ИСХОДНЫЙ ТЕКСТ:
_ _ _ _ _ _ _

По моему мнению, речь Мышкина стала историческим событием. Россия впервые услышала живое слово правды, бесстрашно и убедительно произнесенное беспомощным узником перед лицом самодержавного правительства. Те, кто слышал эту речь, пришли в восторг. Юристы – люди передовых взглядов – единодушно заявили, что никогда не слышали ничего более восхитительного.
Находясь в крепости, все мы, кроме Андреевой, которая попала в тюрьму случайно и не принимала никакого участия в наших делах ни до заключения, ни во время него, договорились, что откажемся от участия в работе суда на том основании, что обвиняемым не позволяют свободно выступить в свою защиту и что суд в любом случае будет проводиться за закрытыми дверями и речи обвиняемых не будут опубликованы. Мы пытались уведомить о своем решении наших товарищей в Доме предварительного заключения, которые очень хотели узнать наше отношение к суду, и к своей великой радости скоро узнали по тайным каналам, что большинство наших товарищей в «предварилке» согласно с нами.
Под конец зимы сообщили, что нас будут группами вызывать в канцелярию крепости, чтобы прочесть скопившиеся сотни тысяч показаний. Свидетельств и протоколов в больших синих картонных папках набралось так много, что их привозили в крепость на телегах, как дрова. Эти документы были подобраны по географическому признаку, поэтому нас всех тоже разделили по губерниям, и лишь те из нас, кто, как Войнаральский и Ковалик, успели поработать в нескольких местах, числились сразу в нескольких группах. Число этих групп, которые в действительности составляли одну огромную всероссийскую организацию, чрезвычайно усиливало значение дела, порождая у верховных властей страх, вселяя в многочисленных мелких и крупных чиновников надежду на повышение и побуждая к политическим акциям и социалистической пропаганде тысячи молодых людей, которые до того момента искали выход своей энергии почти исключительно в попытках просвещения.

_ _ _ _ _ _ _

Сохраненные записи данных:
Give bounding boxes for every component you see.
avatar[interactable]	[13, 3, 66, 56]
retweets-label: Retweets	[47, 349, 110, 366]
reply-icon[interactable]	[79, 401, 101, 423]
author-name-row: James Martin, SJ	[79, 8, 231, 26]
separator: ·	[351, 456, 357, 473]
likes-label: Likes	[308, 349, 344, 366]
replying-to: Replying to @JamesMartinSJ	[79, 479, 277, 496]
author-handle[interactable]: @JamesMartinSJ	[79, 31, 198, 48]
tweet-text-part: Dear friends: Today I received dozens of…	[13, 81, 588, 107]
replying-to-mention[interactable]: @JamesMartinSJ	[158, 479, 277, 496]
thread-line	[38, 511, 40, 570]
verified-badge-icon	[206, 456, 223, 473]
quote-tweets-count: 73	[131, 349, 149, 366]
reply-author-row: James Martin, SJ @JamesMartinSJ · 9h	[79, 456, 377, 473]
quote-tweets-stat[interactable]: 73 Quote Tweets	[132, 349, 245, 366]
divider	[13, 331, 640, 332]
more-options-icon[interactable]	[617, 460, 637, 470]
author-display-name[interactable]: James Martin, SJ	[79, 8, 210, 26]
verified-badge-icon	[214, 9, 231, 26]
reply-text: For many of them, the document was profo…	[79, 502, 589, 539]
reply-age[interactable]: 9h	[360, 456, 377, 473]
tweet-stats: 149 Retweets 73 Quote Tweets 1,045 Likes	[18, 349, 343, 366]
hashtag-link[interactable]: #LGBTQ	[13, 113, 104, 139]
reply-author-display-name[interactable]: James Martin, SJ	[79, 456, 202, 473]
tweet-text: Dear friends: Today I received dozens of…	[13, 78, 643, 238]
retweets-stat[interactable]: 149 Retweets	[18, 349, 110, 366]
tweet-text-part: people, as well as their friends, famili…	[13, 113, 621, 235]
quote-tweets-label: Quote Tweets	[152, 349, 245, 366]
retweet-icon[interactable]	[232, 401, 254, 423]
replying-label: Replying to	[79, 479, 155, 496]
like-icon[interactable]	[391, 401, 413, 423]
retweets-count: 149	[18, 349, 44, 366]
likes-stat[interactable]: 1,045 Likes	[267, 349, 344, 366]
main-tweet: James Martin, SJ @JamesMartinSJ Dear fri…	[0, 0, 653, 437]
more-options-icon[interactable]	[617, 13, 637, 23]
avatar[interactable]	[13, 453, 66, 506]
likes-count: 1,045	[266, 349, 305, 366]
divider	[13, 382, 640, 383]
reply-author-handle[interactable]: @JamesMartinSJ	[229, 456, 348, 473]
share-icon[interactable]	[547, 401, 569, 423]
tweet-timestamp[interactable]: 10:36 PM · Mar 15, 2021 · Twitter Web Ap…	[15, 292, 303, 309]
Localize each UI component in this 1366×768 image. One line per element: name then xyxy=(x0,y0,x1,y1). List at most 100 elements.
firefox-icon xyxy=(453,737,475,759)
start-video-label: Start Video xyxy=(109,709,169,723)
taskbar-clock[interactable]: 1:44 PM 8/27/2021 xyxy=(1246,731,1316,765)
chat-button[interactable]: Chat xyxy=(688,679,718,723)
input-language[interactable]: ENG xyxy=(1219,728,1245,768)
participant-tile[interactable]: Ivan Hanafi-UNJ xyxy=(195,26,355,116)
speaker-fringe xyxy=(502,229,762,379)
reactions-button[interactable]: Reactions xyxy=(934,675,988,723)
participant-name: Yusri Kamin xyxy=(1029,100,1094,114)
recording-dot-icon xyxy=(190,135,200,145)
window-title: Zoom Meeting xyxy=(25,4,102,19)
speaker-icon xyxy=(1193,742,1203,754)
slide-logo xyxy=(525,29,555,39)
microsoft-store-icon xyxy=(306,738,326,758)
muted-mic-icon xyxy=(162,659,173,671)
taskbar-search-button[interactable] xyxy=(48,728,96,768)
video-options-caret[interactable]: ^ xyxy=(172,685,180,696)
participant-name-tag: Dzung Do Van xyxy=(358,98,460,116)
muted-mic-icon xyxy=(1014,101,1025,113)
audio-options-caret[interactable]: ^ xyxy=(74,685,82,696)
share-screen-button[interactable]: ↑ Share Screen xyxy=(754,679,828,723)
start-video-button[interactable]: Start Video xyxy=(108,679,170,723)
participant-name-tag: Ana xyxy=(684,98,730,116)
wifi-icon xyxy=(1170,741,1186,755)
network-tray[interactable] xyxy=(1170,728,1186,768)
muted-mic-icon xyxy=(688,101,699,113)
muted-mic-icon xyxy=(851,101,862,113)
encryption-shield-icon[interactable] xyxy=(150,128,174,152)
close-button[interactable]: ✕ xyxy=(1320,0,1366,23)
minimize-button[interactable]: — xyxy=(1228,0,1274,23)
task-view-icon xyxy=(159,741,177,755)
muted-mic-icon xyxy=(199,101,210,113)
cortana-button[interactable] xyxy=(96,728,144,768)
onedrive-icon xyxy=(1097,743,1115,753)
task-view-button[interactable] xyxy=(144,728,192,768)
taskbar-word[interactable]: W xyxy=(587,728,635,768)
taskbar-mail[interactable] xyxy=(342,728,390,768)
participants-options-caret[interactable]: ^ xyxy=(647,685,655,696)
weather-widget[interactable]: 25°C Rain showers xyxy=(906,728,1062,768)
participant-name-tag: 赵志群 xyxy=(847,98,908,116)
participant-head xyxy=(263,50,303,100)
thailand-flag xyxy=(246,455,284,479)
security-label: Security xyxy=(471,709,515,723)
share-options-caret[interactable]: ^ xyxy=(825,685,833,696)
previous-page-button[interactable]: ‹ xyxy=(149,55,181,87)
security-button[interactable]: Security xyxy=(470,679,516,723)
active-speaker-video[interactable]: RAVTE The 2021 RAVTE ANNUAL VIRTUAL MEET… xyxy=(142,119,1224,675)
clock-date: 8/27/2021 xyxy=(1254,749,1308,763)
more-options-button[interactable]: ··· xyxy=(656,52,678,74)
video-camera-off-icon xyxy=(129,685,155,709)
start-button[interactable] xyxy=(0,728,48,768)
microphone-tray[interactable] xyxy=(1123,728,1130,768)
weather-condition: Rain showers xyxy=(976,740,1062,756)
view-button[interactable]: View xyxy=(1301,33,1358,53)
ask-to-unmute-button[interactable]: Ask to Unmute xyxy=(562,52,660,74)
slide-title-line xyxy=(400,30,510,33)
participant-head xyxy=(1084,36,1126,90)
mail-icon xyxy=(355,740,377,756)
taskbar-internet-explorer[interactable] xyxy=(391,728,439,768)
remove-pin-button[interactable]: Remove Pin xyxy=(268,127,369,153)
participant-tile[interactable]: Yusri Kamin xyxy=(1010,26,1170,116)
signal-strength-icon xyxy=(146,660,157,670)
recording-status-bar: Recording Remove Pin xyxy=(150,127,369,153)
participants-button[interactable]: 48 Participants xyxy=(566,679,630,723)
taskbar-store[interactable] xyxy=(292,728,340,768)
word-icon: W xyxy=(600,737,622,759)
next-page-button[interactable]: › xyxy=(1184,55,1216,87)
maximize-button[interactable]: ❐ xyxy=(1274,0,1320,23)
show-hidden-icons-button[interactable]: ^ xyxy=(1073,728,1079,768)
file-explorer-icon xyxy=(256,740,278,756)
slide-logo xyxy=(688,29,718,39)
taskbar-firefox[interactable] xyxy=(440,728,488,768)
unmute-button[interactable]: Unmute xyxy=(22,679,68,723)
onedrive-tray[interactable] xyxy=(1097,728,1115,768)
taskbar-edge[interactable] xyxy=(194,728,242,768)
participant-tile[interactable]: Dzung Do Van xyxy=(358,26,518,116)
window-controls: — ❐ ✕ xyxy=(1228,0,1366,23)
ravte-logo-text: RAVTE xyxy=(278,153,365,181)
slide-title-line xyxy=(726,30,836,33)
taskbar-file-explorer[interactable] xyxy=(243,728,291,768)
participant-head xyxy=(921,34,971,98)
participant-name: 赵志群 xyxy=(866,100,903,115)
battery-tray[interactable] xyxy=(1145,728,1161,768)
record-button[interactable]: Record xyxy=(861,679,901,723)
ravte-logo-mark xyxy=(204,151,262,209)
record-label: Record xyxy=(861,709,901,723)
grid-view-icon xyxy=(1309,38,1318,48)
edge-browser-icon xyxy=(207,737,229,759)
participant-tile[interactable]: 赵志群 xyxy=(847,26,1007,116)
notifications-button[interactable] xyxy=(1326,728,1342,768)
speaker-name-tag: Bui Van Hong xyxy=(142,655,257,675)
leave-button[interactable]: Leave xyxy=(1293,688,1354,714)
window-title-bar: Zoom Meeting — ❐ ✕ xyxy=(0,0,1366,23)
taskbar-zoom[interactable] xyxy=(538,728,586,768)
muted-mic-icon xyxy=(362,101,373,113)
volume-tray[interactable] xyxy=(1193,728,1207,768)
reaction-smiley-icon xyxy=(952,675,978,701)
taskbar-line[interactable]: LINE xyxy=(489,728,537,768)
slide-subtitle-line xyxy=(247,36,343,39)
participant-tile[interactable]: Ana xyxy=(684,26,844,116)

_ _ _ _ _ _ _

РАБОЧЕЕ ЗАДАНИЕ 1:
Ответьте по тексту о суде:
(a) Что единодушно заявили юристы о речи Мышкина?
(b) Кто не участвовал в договоренности отказаться от участия в работе суда?
(c) Как в крепость доставляли папки со свидетельствами и протоколами?
РАБОЧЕЕ ЗАДАНИЕ 2:
Подхватите текст о суде после его последнего предложения и продолжите повествование.

ПОЛЕ ОТВЕТА 1:
(a) Они никогда не слышали ничего более восхитительного.
(b) Андреева.
(c) Их привозили на телегах, как дрова.

ПОЛЕ ОТВЕТА 2:
Наши визиты в канцелярию давали возможность повидаться и обменяться записками. Мы трудолюбиво начали «читать» дело группами по пять-шесть человек. Лично я не находила в этом удовольствия, поскольку видела у некоторых из товарищей, силы которых были исчерпаны страданиями, слишком много признаков нравственной неустойчивости. Смотреть на это было больно и печально. Кроме того, меня отвращало присутствие начальства, которое внимательно следило за читающими. Тем из нас, кто сохранял наибольшее безразличие, чтение доставляло удовольствие. Они ухитрялись переговариваться друг с другом безобидными жестами и обменивались записками, прикидываясь, что полностью поглощены изучением своего дела. Его читали действительно все, но очень понемногу и небрежно, поскольку во время допросов в ходе предварительного следствия уже ознакомились практически со всеми показаниями. Кроме того, мы не придавали значения суду, исход которого был предрешен. Чтение рассматривалось нами в основном как развлечение среди суровых будней тюремной жизни.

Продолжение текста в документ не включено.